## Goal
Write out the listing exactly as it is given.

__________________________________________________

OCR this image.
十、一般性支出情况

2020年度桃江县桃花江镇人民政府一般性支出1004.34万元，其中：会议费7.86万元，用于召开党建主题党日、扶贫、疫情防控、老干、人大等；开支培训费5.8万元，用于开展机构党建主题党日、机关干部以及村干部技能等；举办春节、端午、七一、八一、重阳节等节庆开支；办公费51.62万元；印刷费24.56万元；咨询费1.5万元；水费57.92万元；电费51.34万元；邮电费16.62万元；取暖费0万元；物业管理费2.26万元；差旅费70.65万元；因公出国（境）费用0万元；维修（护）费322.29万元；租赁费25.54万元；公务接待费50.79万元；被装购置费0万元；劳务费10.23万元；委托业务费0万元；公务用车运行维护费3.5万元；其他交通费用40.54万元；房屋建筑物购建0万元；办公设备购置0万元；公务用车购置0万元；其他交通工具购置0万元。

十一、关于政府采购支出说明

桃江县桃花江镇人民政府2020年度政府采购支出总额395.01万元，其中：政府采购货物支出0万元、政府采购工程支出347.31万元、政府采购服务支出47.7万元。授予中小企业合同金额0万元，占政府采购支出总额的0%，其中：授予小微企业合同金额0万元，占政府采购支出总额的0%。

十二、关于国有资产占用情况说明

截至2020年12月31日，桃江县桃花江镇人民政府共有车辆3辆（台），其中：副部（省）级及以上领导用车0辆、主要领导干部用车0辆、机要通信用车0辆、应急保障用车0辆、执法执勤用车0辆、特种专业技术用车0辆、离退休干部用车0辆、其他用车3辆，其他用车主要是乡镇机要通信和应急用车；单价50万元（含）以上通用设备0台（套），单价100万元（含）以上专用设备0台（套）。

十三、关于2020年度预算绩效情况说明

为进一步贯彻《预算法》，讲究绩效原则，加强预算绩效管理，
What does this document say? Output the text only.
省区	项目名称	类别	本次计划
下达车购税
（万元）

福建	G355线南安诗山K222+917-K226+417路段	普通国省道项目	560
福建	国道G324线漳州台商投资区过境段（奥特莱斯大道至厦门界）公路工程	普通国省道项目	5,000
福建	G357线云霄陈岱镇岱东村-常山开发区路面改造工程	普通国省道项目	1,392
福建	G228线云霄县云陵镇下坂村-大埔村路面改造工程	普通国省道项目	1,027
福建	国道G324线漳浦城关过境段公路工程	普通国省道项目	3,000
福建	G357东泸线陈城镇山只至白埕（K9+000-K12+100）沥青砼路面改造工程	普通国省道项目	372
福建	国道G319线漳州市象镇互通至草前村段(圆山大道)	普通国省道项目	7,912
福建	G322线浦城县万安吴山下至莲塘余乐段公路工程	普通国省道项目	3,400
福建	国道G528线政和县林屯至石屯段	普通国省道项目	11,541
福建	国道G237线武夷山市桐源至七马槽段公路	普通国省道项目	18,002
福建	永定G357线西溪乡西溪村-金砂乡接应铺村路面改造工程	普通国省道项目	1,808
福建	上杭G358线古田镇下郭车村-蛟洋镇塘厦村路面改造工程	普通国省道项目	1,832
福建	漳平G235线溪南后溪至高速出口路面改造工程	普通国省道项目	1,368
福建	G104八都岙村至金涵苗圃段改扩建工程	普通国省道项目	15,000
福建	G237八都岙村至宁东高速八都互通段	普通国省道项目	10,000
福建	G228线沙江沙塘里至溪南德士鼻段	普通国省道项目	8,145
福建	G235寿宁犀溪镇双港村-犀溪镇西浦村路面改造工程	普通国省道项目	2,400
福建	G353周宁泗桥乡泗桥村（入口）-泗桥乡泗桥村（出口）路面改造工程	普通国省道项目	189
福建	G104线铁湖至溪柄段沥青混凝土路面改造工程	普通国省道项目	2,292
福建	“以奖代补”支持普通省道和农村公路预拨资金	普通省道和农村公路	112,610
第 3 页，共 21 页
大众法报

__________________________________________________

## Written answer
OCR this image.
十、一般性支出情况

2020年度桃江县桃花江镇人民政府一般性支出1004.34万元，其中：会议费7.86万元，用于召开党建主题党日、扶贫、疫情防控、老干、人大等；开支培训费5.8万元，用于开展机构党建主题党日、机关干部以及村干部技能等；举办春节、端午、七一、八一、重阳节等节庆开支；办公费51.62万元；印刷费24.56万元；咨询费1.5万元；水费57.92万元；电费51.34万元；邮电费16.62万元；取暖费0万元；物业管理费2.26万元；差旅费70.65万元；因公出国（境）费用0万元；维修（护）费322.29万元；租赁费25.54万元；公务接待费50.79万元；被装购置费0万元；劳务费10.23万元；委托业务费0万元；公务用车运行维护费3.5万元；其他交通费用40.54万元；房屋建筑物购建0万元；办公设备购置0万元；公务用车购置0万元；其他交通工具购置0万元。

十一、关于政府采购支出说明

桃江县桃花江镇人民政府2020年度政府采购支出总额395.01万元，其中：政府采购货物支出0万元、政府采购工程支出347.31万元、政府采购服务支出47.7万元。授予中小企业合同金额0万元，占政府采购支出总额的0%，其中：授予小微企业合同金额0万元，占政府采购支出总额的0%。

十二、关于国有资产占用情况说明

截至2020年12月31日，桃江县桃花江镇人民政府共有车辆3辆（台），其中：副部（省）级及以上领导用车0辆、主要领导干部用车0辆、机要通信用车0辆、应急保障用车0辆、执法执勤用车0辆、特种专业技术用车0辆、离退休干部用车0辆、其他用车3辆，其他用车主要是乡镇机要通信和应急用车；单价50万元（含）以上通用设备0台（套），单价100万元（含）以上专用设备0台（套）。

十三、关于2020年度预算绩效情况说明

为进一步贯彻《预算法》，讲究绩效原则，加强预算绩效管理，
What does this document say? Output the text only.
省区	项目名称	类别	本次计划
下达车购税
（万元）

福建	G355线南安诗山K222+917-K226+417路段	普通国省道项目	560
福建	国道G324线漳州台商投资区过境段（奥特莱斯大道至厦门界）公路工程	普通国省道项目	5,000
福建	G357线云霄陈岱镇岱东村-常山开发区路面改造工程	普通国省道项目	1,392
福建	G228线云霄县云陵镇下坂村-大埔村路面改造工程	普通国省道项目	1,027
福建	国道G324线漳浦城关过境段公路工程	普通国省道项目	3,000
福建	G357东泸线陈城镇山只至白埕（K9+000-K12+100）沥青砼路面改造工程	普通国省道项目	372
福建	国道G319线漳州市象镇互通至草前村段(圆山大道)	普通国省道项目	7,912
福建	G322线浦城县万安吴山下至莲塘余乐段公路工程	普通国省道项目	3,400
福建	国道G528线政和县林屯至石屯段	普通国省道项目	11,541
福建	国道G237线武夷山市桐源至七马槽段公路	普通国省道项目	18,002
福建	永定G357线西溪乡西溪村-金砂乡接应铺村路面改造工程	普通国省道项目	1,808
福建	上杭G358线古田镇下郭车村-蛟洋镇塘厦村路面改造工程	普通国省道项目	1,832
福建	漳平G235线溪南后溪至高速出口路面改造工程	普通国省道项目	1,368
福建	G104八都岙村至金涵苗圃段改扩建工程	普通国省道项目	15,000
福建	G237八都岙村至宁东高速八都互通段	普通国省道项目	10,000
福建	G228线沙江沙塘里至溪南德士鼻段	普通国省道项目	8,145
福建	G235寿宁犀溪镇双港村-犀溪镇西浦村路面改造工程	普通国省道项目	2,400
福建	G353周宁泗桥乡泗桥村（入口）-泗桥乡泗桥村（出口）路面改造工程	普通国省道项目	189
福建	G104线铁湖至溪柄段沥青混凝土路面改造工程	普通国省道项目	2,292
福建	“以奖代补”支持普通省道和农村公路预拨资金	普通省道和农村公路	112,610
第 3 页，共 21 页
大众法报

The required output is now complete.